_JOB_. Each entry in the listing below should be restated word for word.

_SUPPLIED DATA_.
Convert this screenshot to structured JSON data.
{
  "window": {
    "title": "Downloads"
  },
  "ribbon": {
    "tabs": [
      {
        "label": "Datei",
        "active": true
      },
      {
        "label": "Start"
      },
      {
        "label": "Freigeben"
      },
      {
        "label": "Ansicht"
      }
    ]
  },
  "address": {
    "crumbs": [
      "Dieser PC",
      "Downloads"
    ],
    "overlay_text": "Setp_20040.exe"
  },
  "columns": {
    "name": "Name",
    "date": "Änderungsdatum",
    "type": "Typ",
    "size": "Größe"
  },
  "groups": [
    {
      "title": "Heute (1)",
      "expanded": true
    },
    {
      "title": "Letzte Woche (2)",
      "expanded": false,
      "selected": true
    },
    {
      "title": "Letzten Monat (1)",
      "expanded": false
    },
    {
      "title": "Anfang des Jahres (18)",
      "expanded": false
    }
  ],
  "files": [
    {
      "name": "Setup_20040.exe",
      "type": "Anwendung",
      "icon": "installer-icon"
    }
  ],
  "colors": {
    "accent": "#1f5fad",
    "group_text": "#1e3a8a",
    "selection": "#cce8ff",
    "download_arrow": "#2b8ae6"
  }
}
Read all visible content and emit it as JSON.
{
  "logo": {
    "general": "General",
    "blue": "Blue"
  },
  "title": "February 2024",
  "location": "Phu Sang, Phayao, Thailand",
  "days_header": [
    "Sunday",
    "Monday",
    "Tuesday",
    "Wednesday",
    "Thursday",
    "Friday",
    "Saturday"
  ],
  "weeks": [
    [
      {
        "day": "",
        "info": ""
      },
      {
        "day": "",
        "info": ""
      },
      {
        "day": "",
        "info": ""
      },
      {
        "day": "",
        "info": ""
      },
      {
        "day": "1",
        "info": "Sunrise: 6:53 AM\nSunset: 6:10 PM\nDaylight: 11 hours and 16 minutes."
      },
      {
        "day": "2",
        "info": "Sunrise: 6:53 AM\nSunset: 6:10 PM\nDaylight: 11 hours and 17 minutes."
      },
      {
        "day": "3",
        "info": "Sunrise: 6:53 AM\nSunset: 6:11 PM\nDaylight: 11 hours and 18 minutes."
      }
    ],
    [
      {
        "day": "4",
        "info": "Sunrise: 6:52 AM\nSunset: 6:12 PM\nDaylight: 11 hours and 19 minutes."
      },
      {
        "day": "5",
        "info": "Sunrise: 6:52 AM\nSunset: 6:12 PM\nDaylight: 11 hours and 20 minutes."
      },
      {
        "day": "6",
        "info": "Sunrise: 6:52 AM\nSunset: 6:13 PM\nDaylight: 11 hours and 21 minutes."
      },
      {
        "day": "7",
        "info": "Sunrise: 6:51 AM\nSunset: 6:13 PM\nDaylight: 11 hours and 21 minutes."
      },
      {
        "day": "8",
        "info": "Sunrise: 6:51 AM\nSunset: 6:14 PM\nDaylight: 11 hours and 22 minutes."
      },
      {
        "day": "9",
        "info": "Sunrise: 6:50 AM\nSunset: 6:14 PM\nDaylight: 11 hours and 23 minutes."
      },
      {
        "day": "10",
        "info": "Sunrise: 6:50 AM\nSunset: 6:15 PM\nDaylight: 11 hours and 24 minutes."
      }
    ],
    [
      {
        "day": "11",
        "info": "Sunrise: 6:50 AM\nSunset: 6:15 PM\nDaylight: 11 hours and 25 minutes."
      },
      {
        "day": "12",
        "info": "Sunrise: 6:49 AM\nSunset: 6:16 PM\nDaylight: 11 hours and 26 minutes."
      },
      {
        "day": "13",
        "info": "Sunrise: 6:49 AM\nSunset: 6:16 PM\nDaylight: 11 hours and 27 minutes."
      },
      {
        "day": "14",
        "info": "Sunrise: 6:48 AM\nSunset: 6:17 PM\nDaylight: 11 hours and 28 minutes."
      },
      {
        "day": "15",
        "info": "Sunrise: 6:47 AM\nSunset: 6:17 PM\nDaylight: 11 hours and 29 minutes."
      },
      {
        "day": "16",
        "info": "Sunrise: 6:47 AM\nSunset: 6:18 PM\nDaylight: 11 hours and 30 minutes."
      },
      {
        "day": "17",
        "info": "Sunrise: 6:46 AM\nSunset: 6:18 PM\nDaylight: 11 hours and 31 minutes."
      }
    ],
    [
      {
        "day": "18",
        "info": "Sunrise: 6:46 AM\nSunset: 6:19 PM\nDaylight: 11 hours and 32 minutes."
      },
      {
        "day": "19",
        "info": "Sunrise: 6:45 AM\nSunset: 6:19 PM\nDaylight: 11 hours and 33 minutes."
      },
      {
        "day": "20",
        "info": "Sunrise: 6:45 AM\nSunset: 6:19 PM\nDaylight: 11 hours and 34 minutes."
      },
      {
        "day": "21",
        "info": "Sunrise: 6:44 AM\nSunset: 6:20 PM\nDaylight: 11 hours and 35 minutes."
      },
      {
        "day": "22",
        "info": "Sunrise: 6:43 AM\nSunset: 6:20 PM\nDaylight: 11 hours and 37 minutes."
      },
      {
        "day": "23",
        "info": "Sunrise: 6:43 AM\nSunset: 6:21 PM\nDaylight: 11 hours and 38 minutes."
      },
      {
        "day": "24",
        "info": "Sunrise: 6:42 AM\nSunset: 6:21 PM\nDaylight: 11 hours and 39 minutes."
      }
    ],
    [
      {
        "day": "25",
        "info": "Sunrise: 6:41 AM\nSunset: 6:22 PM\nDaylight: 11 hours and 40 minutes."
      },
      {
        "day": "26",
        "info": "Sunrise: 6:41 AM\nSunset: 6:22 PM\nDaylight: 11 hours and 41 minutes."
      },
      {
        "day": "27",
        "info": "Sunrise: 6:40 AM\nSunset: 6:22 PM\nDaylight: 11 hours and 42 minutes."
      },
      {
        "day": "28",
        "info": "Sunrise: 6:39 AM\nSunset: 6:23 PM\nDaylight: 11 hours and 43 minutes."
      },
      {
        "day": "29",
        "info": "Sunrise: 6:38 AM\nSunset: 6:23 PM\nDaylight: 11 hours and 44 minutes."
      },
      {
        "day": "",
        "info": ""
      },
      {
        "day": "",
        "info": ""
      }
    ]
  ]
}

_ANSWER BELOW_.
Convert this screenshot to structured JSON data.
{
  "window": {
    "title": "Downloads"
  },
  "ribbon": {
    "tabs": [
      {
        "label": "Datei",
        "active": true
      },
      {
        "label": "Start"
      },
      {
        "label": "Freigeben"
      },
      {
        "label": "Ansicht"
      }
    ]
  },
  "address": {
    "crumbs": [
      "Dieser PC",
      "Downloads"
    ],
    "overlay_text": "Setp_20040.exe"
  },
  "columns": {
    "name": "Name",
    "date": "Änderungsdatum",
    "type": "Typ",
    "size": "Größe"
  },
  "groups": [
    {
      "title": "Heute (1)",
      "expanded": true
    },
    {
      "title": "Letzte Woche (2)",
      "expanded": false,
      "selected": true
    },
    {
      "title": "Letzten Monat (1)",
      "expanded": false
    },
    {
      "title": "Anfang des Jahres (18)",
      "expanded": false
    }
  ],
  "files": [
    {
      "name": "Setup_20040.exe",
      "type": "Anwendung",
      "icon": "installer-icon"
    }
  ],
  "colors": {
    "accent": "#1f5fad",
    "group_text": "#1e3a8a",
    "selection": "#cce8ff",
    "download_arrow": "#2b8ae6"
  }
}
Read all visible content and emit it as JSON.
{
  "logo": {
    "general": "General",
    "blue": "Blue"
  },
  "title": "February 2024",
  "location": "Phu Sang, Phayao, Thailand",
  "days_header": [
    "Sunday",
    "Monday",
    "Tuesday",
    "Wednesday",
    "Thursday",
    "Friday",
    "Saturday"
  ],
  "weeks": [
    [
      {
        "day": "",
        "info": ""
      },
      {
        "day": "",
        "info": ""
      },
      {
        "day": "",
        "info": ""
      },
      {
        "day": "",
        "info": ""
      },
      {
        "day": "1",
        "info": "Sunrise: 6:53 AM\nSunset: 6:10 PM\nDaylight: 11 hours and 16 minutes."
      },
      {
        "day": "2",
        "info": "Sunrise: 6:53 AM\nSunset: 6:10 PM\nDaylight: 11 hours and 17 minutes."
      },
      {
        "day": "3",
        "info": "Sunrise: 6:53 AM\nSunset: 6:11 PM\nDaylight: 11 hours and 18 minutes."
      }
    ],
    [
      {
        "day": "4",
        "info": "Sunrise: 6:52 AM\nSunset: 6:12 PM\nDaylight: 11 hours and 19 minutes."
      },
      {
        "day": "5",
        "info": "Sunrise: 6:52 AM\nSunset: 6:12 PM\nDaylight: 11 hours and 20 minutes."
      },
      {
        "day": "6",
        "info": "Sunrise: 6:52 AM\nSunset: 6:13 PM\nDaylight: 11 hours and 21 minutes."
      },
      {
        "day": "7",
        "info": "Sunrise: 6:51 AM\nSunset: 6:13 PM\nDaylight: 11 hours and 21 minutes."
      },
      {
        "day": "8",
        "info": "Sunrise: 6:51 AM\nSunset: 6:14 PM\nDaylight: 11 hours and 22 minutes."
      },
      {
        "day": "9",
        "info": "Sunrise: 6:50 AM\nSunset: 6:14 PM\nDaylight: 11 hours and 23 minutes."
      },
      {
        "day": "10",
        "info": "Sunrise: 6:50 AM\nSunset: 6:15 PM\nDaylight: 11 hours and 24 minutes."
      }
    ],
    [
      {
        "day": "11",
        "info": "Sunrise: 6:50 AM\nSunset: 6:15 PM\nDaylight: 11 hours and 25 minutes."
      },
      {
        "day": "12",
        "info": "Sunrise: 6:49 AM\nSunset: 6:16 PM\nDaylight: 11 hours and 26 minutes."
      },
      {
        "day": "13",
        "info": "Sunrise: 6:49 AM\nSunset: 6:16 PM\nDaylight: 11 hours and 27 minutes."
      },
      {
        "day": "14",
        "info": "Sunrise: 6:48 AM\nSunset: 6:17 PM\nDaylight: 11 hours and 28 minutes."
      },
      {
        "day": "15",
        "info": "Sunrise: 6:47 AM\nSunset: 6:17 PM\nDaylight: 11 hours and 29 minutes."
      },
      {
        "day": "16",
        "info": "Sunrise: 6:47 AM\nSunset: 6:18 PM\nDaylight: 11 hours and 30 minutes."
      },
      {
        "day": "17",
        "info": "Sunrise: 6:46 AM\nSunset: 6:18 PM\nDaylight: 11 hours and 31 minutes."
      }
    ],
    [
      {
        "day": "18",
        "info": "Sunrise: 6:46 AM\nSunset: 6:19 PM\nDaylight: 11 hours and 32 minutes."
      },
      {
        "day": "19",
        "info": "Sunrise: 6:45 AM\nSunset: 6:19 PM\nDaylight: 11 hours and 33 minutes."
      },
      {
        "day": "20",
        "info": "Sunrise: 6:45 AM\nSunset: 6:19 PM\nDaylight: 11 hours and 34 minutes."
      },
      {
        "day": "21",
        "info": "Sunrise: 6:44 AM\nSunset: 6:20 PM\nDaylight: 11 hours and 35 minutes."
      },
      {
        "day": "22",
        "info": "Sunrise: 6:43 AM\nSunset: 6:20 PM\nDaylight: 11 hours and 37 minutes."
      },
      {
        "day": "23",
        "info": "Sunrise: 6:43 AM\nSunset: 6:21 PM\nDaylight: 11 hours and 38 minutes."
      },
      {
        "day": "24",
        "info": "Sunrise: 6:42 AM\nSunset: 6:21 PM\nDaylight: 11 hours and 39 minutes."
      }
    ],
    [
      {
        "day": "25",
        "info": "Sunrise: 6:41 AM\nSunset: 6:22 PM\nDaylight: 11 hours and 40 minutes."
      },
      {
        "day": "26",
        "info": "Sunrise: 6:41 AM\nSunset: 6:22 PM\nDaylight: 11 hours and 41 minutes."
      },
      {
        "day": "27",
        "info": "Sunrise: 6:40 AM\nSunset: 6:22 PM\nDaylight: 11 hours and 42 minutes."
      },
      {
        "day": "28",
        "info": "Sunrise: 6:39 AM\nSunset: 6:23 PM\nDaylight: 11 hours and 43 minutes."
      },
      {
        "day": "29",
        "info": "Sunrise: 6:38 AM\nSunset: 6:23 PM\nDaylight: 11 hours and 44 minutes."
      },
      {
        "day": "",
        "info": ""
      },
      {
        "day": "",
        "info": ""
      }
    ]
  ]
}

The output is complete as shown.